__Problem__:
Search the material below for the string "단독주택" and list each line that holds it.

(Stored entries)
━━━━━━━━━━━━━━━━━━━━━━━━━━━━━━

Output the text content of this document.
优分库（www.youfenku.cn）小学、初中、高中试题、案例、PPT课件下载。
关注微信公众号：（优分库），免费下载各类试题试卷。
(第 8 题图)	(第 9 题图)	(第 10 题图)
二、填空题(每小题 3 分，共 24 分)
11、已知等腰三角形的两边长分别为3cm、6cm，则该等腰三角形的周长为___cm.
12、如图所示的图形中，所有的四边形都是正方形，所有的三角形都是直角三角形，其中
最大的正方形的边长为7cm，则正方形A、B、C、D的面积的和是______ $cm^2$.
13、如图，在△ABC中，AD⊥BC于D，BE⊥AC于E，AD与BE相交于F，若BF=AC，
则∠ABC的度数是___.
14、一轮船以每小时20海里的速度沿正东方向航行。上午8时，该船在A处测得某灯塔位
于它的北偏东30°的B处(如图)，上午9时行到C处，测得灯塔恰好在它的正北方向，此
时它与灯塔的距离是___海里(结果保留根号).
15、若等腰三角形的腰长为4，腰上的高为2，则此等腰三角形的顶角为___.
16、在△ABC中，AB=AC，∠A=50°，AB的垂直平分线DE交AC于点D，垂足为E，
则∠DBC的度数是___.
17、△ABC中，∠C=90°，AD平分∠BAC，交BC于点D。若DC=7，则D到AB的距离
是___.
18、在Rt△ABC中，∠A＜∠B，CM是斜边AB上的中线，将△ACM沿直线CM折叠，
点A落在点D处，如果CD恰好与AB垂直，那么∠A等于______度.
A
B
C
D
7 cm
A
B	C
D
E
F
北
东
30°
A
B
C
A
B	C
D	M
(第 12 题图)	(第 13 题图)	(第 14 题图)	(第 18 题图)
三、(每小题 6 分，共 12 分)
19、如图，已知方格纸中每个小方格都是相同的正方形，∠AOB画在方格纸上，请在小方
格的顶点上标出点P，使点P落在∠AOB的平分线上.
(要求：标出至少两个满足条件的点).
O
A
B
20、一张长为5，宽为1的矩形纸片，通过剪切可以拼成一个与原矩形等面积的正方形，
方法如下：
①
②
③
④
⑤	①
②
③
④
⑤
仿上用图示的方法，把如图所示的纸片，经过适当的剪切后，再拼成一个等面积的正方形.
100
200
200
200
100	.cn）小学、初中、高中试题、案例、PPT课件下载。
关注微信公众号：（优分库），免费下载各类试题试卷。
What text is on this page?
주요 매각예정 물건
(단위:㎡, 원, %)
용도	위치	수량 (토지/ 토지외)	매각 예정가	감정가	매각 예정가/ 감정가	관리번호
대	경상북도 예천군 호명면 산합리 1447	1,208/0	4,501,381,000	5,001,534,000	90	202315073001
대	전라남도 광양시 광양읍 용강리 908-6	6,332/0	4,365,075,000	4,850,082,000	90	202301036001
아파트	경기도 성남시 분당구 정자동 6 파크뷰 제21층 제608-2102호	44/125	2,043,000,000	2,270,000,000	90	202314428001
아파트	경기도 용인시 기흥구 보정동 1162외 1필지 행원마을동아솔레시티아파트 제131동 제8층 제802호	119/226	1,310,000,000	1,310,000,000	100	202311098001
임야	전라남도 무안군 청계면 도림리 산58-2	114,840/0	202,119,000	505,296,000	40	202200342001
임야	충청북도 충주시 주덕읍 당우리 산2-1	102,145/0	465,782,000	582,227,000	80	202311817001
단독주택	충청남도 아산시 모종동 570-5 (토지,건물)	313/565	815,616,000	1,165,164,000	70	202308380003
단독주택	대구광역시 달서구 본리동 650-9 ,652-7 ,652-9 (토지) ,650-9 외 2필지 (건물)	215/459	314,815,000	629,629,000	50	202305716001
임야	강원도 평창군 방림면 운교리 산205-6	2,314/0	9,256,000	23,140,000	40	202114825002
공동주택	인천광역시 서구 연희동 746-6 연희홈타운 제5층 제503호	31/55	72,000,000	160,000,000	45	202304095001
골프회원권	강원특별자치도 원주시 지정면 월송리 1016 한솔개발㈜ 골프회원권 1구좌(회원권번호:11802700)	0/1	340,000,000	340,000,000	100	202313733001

━━━━━━━━━━━━━━━━━━━━━━━━━━━━━━

__Solution__:
단독주택	충청남도 아산시 모종동 570-5 (토지,건물)	313/565	815,616,000	1,165,164,000	70	202308380003
단독주택	대구광역시 달서구 본리동 650-9 ,652-7 ,652-9 (토지) ,650-9 외 2필지 (건물)	215/459	314,815,000	629,629,000	50	202305716001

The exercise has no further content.